# RECORDS FOR THE EXERCISE
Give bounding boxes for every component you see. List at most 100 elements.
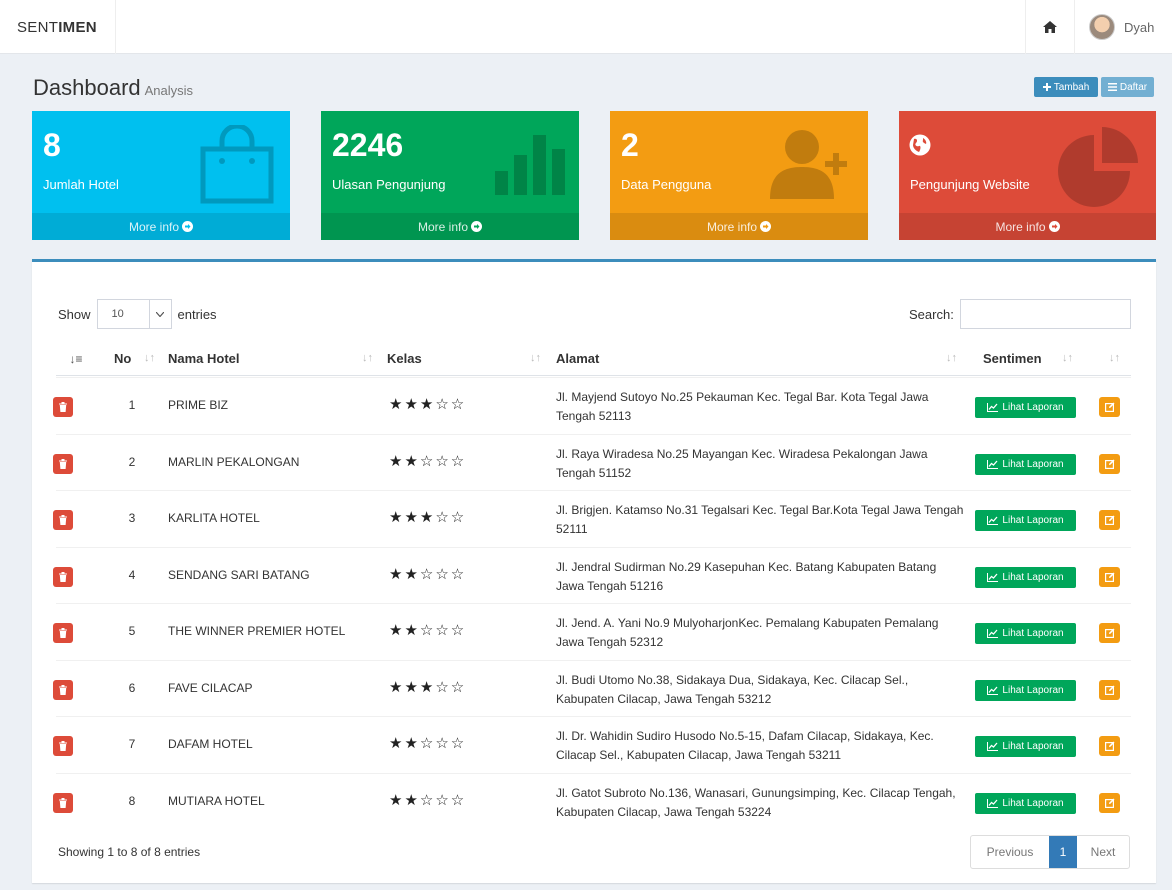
delete-button[interactable] [53,397,73,417]
row-no: 7 [128,737,136,751]
show-label: Show [58,306,91,322]
chevron-down-icon [148,300,171,328]
trash-icon [59,684,67,695]
line-chart-icon [987,742,999,751]
row-star-rating: ★★☆☆☆ [389,565,467,583]
row-no: 5 [128,624,136,638]
brand-logo[interactable]: SENT IMEN [0,0,116,54]
delete-button[interactable] [53,623,73,643]
row-address: Jl. Gatot Subroto No.136, Wanasari, Gunu… [556,785,956,819]
more-info-label: More info [706,219,758,234]
row-no: 4 [128,567,136,582]
row-address: Jl. Dr. Wahidin Sudiro Husodo No.5-15, D… [556,729,934,762]
stat-box-users: 2 Data Pengguna More info [610,111,868,240]
plus-icon [1042,83,1051,91]
stat-box-visitors: Pengunjung Website More info [899,111,1156,240]
stat-label: Data Pengguna [621,177,712,192]
view-report-button[interactable]: Lihat Laporan [975,736,1076,757]
view-report-button[interactable]: Lihat Laporan [975,679,1076,701]
delete-button[interactable] [53,510,73,530]
col-header-label: Sentimen [983,351,1042,366]
pagination-previous[interactable]: Previous [971,836,1049,868]
delete-button[interactable] [53,792,73,813]
search-label: Search: [909,306,954,322]
col-header-no[interactable]: No [114,341,131,376]
more-info-link[interactable]: More info [321,213,579,240]
trash-icon [59,458,67,469]
delete-button[interactable] [53,736,73,756]
col-header-sentiment[interactable]: Sentimen [983,341,1042,376]
edit-button[interactable] [1099,623,1120,643]
entries-select-value: 10 [111,308,124,320]
delete-button[interactable] [53,453,73,474]
trash-icon [59,628,67,638]
user-name: Dyah [1124,19,1155,35]
arrow-circle-right-icon [1048,221,1060,232]
view-report-button[interactable]: Lihat Laporan [975,510,1076,531]
view-report-button[interactable]: Lihat Laporan [975,397,1076,418]
more-info-link[interactable]: More info [899,213,1156,240]
stat-label: Ulasan Pengunjung [332,177,446,192]
list-button-label: Daftar [1119,81,1148,93]
row-hotel-name: FAVE CILACAP [168,680,253,695]
view-report-button[interactable]: Lihat Laporan [975,566,1076,588]
trash-icon [59,571,67,582]
row-no: 6 [128,680,136,695]
edit-button[interactable] [1099,679,1120,700]
row-star-rating: ★★★☆☆ [389,396,467,413]
row-no: 2 [128,454,136,469]
edit-icon [1104,685,1114,695]
pagination-next[interactable]: Next [1077,836,1129,868]
pagination-page-1[interactable]: 1 [1049,836,1077,868]
row-star-rating: ★★★☆☆ [389,509,467,526]
col-header-name[interactable]: Nama Hotel [168,341,240,376]
edit-button[interactable] [1099,510,1120,530]
row-no: 1 [128,398,136,412]
trash-icon [59,741,67,751]
top-navbar: SENT IMEN Dyah [0,0,1172,54]
delete-button[interactable] [53,679,73,700]
col-header-label: Alamat [556,351,600,366]
more-info-link[interactable]: More info [610,213,868,240]
edit-button[interactable] [1099,736,1120,756]
stat-box-hotels: 8 Jumlah Hotel More info [32,111,290,240]
home-button[interactable] [1025,0,1075,54]
user-menu[interactable]: Dyah [1075,0,1172,54]
entries-select[interactable]: 10 [96,299,172,329]
row-star-rating: ★★☆☆☆ [389,622,467,639]
view-report-label: Lihat Laporan [1002,571,1064,583]
row-star-rating: ★★☆☆☆ [389,791,467,809]
page-title: Dashboard Analysis [33,75,193,101]
table-row: 5 THE WINNER PREMIER HOTEL ★★☆☆☆ Jl. Jend. … [53,603,1131,660]
brand-light: SENT [17,18,59,36]
table-row: 7 DAFAM HOTEL ★★☆☆☆ Jl. Dr. Wahidin Sudiro … [53,716,1131,773]
arrow-circle-right-icon [471,221,483,232]
edit-button[interactable] [1099,397,1120,417]
edit-button[interactable] [1099,566,1120,587]
delete-button[interactable] [53,566,73,587]
row-hotel-name: KARLITA HOTEL [168,511,260,525]
row-star-rating: ★★★☆☆ [389,678,467,696]
sort-column-action[interactable]: ↓≡ [56,341,96,376]
col-header-address[interactable]: Alamat [556,341,599,376]
add-button[interactable]: Tambah [1034,77,1098,97]
page-title-text: Dashboard [33,75,141,100]
line-chart-icon [987,629,999,638]
row-no: 8 [128,793,136,808]
more-info-link[interactable]: More info [32,213,290,240]
stat-box-reviews: 2246 Ulasan Pengunjung More info [321,111,579,240]
list-button[interactable]: Daftar [1101,77,1154,97]
edit-icon [1104,628,1114,638]
edit-icon [1104,572,1114,582]
row-star-rating: ★★☆☆☆ [389,452,467,470]
search-input[interactable] [959,299,1131,329]
row-address: Jl. Budi Utomo No.38, Sidakaya Dua, Sida… [556,672,909,706]
view-report-button[interactable]: Lihat Laporan [975,792,1076,814]
arrow-circle-right-icon [760,221,772,232]
sort-icon: ↓↑ [362,352,373,364]
view-report-button[interactable]: Lihat Laporan [975,623,1076,644]
edit-button[interactable] [1099,453,1120,474]
edit-button[interactable] [1099,792,1120,813]
view-report-button[interactable]: Lihat Laporan [975,453,1076,475]
col-header-class[interactable]: Kelas [387,341,422,376]
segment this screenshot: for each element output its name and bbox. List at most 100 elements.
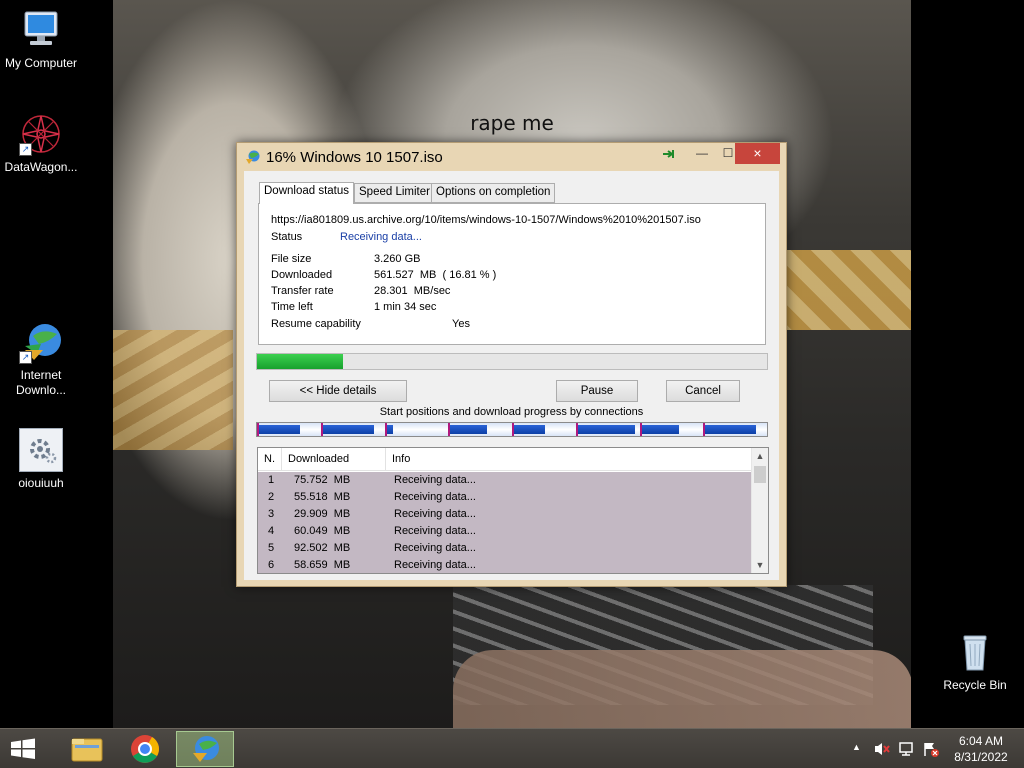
desktop-icon-internet-download-manager[interactable]: ↗ Internet Downlo... [0,320,82,398]
download-url: https://ia801809.us.archive.org/10/items… [271,214,701,226]
wallpaper-carpet-left [113,330,233,450]
shortcut-arrow-icon: ↗ [19,351,32,364]
status-value: Receiving data... [340,231,422,243]
connection-number: 2 [268,491,275,503]
download-progress-bar [256,353,768,370]
desktop-icon-label: Internet Downlo... [15,368,67,397]
file-size-label: File size [271,253,312,265]
connection-progress-segment [259,425,300,434]
transfer-rate-value: 28.301 MB/sec [374,285,451,297]
connection-number: 1 [268,474,275,486]
connection-number: 6 [268,559,275,571]
window-titlebar[interactable]: 16% Windows 10 1507.iso — ☐ × [237,143,786,171]
idm-app-icon [245,150,261,164]
resume-capability-label: Resume capability [271,318,361,330]
connection-progress-segment [642,425,679,434]
column-header-info[interactable]: Info [386,448,752,471]
resume-capability-value: Yes [452,318,470,330]
shortcut-arrow-icon: ↗ [19,143,32,156]
window-title: 16% Windows 10 1507.iso [266,149,443,166]
taskbar: ▲ 6:04 AM 8/31/2022 [0,728,1024,768]
idm-globe-icon: ↗ [19,320,63,364]
desktop-icon-recycle-bin[interactable]: Recycle Bin [934,630,1016,693]
desktop-icon-label: Recycle Bin [943,678,1007,692]
time-left-value: 1 min 34 sec [374,301,437,313]
wallpaper-arm [453,650,911,728]
cancel-button[interactable]: Cancel [666,380,740,402]
connections-progress-bar [256,422,768,437]
connection-info: Receiving data... [394,525,476,537]
connection-number: 3 [268,508,275,520]
time-left-label: Time left [271,301,313,313]
connection-row[interactable]: 2 55.518 MB Receiving data... [258,489,752,506]
network-icon[interactable] [898,741,916,760]
scroll-down-icon[interactable]: ▼ [752,557,768,573]
pause-button[interactable]: Pause [556,380,638,402]
file-explorer-icon[interactable] [58,731,116,767]
connection-row[interactable]: 5 92.502 MB Receiving data... [258,540,752,557]
connection-downloaded: 29.909 MB [294,508,351,520]
clock-date: 8/31/2022 [954,750,1008,764]
wallpaper-caption: rape me [470,111,554,135]
connection-row[interactable]: 1 75.752 MB Receiving data... [258,472,752,489]
window-client-area: Download status Speed Limiter Options on… [244,171,779,580]
recycle-bin-icon [953,630,997,674]
connection-row[interactable]: 6 58.659 MB Receiving data... [258,557,752,573]
connection-downloaded: 58.659 MB [294,559,351,571]
connection-info: Receiving data... [394,474,476,486]
column-header-number[interactable]: N. [258,448,282,471]
desktop-icon-datawagon[interactable]: ↗ DataWagon... [0,112,82,175]
hide-details-button[interactable]: << Hide details [269,380,407,402]
desktop-icon-oiouiuuh[interactable]: oiouiuuh [0,428,82,491]
connection-progress-segment [387,425,393,434]
desktop-icon-label: My Computer [4,56,78,70]
connection-progress-segment [705,425,756,434]
connection-progress-segment [514,425,545,434]
downloaded-label: Downloaded [271,269,333,281]
settings-file-icon [19,428,63,472]
start-button[interactable] [0,731,58,767]
download-status-panel: https://ia801809.us.archive.org/10/items… [258,203,766,345]
connection-row[interactable]: 3 29.909 MB Receiving data... [258,506,752,523]
connection-number: 5 [268,542,275,554]
connections-scrollbar[interactable]: ▲ ▼ [751,448,768,573]
connections-table[interactable]: N. Downloaded Info 1 75.752 MB Receiving d… [257,447,769,574]
connection-downloaded: 75.752 MB [294,474,351,486]
minimize-button[interactable]: — [689,143,715,164]
tab-speed-limiter[interactable]: Speed Limiter [354,183,435,203]
connection-info: Receiving data... [394,491,476,503]
computer-icon [19,8,63,52]
download-progress-fill [257,354,343,369]
volume-muted-icon[interactable] [873,741,891,760]
transfer-rate-label: Transfer rate [271,285,334,297]
connection-info: Receiving data... [394,508,476,520]
connection-downloaded: 55.518 MB [294,491,351,503]
connections-label: Start positions and download progress by… [379,406,644,418]
connection-downloaded: 60.049 MB [294,525,351,537]
connection-number: 4 [268,525,275,537]
tab-options-on-completion[interactable]: Options on completion [431,183,556,203]
file-size-value: 3.260 GB [374,253,421,265]
status-label: Status [271,231,303,243]
system-clock[interactable]: 6:04 AM 8/31/2022 [946,733,1016,765]
connection-info: Receiving data... [394,559,476,571]
connections-rows: 1 75.752 MB Receiving data... 2 55.518 MB Rec… [258,472,752,573]
connection-row[interactable]: 4 60.049 MB Receiving data... [258,523,752,540]
internet-download-manager-taskbar-icon[interactable] [176,731,234,767]
chrome-icon[interactable] [116,731,174,767]
column-header-downloaded[interactable]: Downloaded [282,448,386,471]
show-hidden-icons-icon[interactable]: ▲ [852,742,861,752]
download-progress-window: 16% Windows 10 1507.iso — ☐ × Download s… [236,142,787,587]
minimize-to-tray-icon[interactable] [657,143,681,164]
close-button[interactable]: × [735,143,780,164]
scroll-thumb[interactable] [754,466,766,483]
desktop-icon-my-computer[interactable]: My Computer [0,8,82,71]
desktop-icon-label: DataWagon... [4,160,78,174]
connections-table-header: N. Downloaded Info [258,448,752,471]
tab-download-status[interactable]: Download status [259,182,355,204]
action-center-flag-icon[interactable] [922,741,940,760]
downloaded-value: 561.527 MB ( 16.81 % ) [374,269,497,281]
scroll-up-icon[interactable]: ▲ [752,448,768,464]
clock-time: 6:04 AM [958,734,1004,748]
connection-info: Receiving data... [394,542,476,554]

# PROBLEM
Please copy the items starting at the line that contains "desktop-icon-internet-download-manager[interactable]: ↗ Internet" and ending at the line that contains "connection-number: 6 [268,559,275,571]".

# EXERCISE OUTPUT
desktop-icon-internet-download-manager[interactable]: ↗ Internet Downlo... [0,320,82,398]
download-url: https://ia801809.us.archive.org/10/items… [271,214,701,226]
wallpaper-carpet-left [113,330,233,450]
shortcut-arrow-icon: ↗ [19,351,32,364]
status-value: Receiving data... [340,231,422,243]
connection-number: 2 [268,491,275,503]
download-progress-bar [256,353,768,370]
desktop-icon-label: Internet Downlo... [15,368,67,397]
file-size-label: File size [271,253,312,265]
connection-progress-segment [259,425,300,434]
transfer-rate-value: 28.301 MB/sec [374,285,451,297]
connection-number: 1 [268,474,275,486]
connection-number: 6 [268,559,275,571]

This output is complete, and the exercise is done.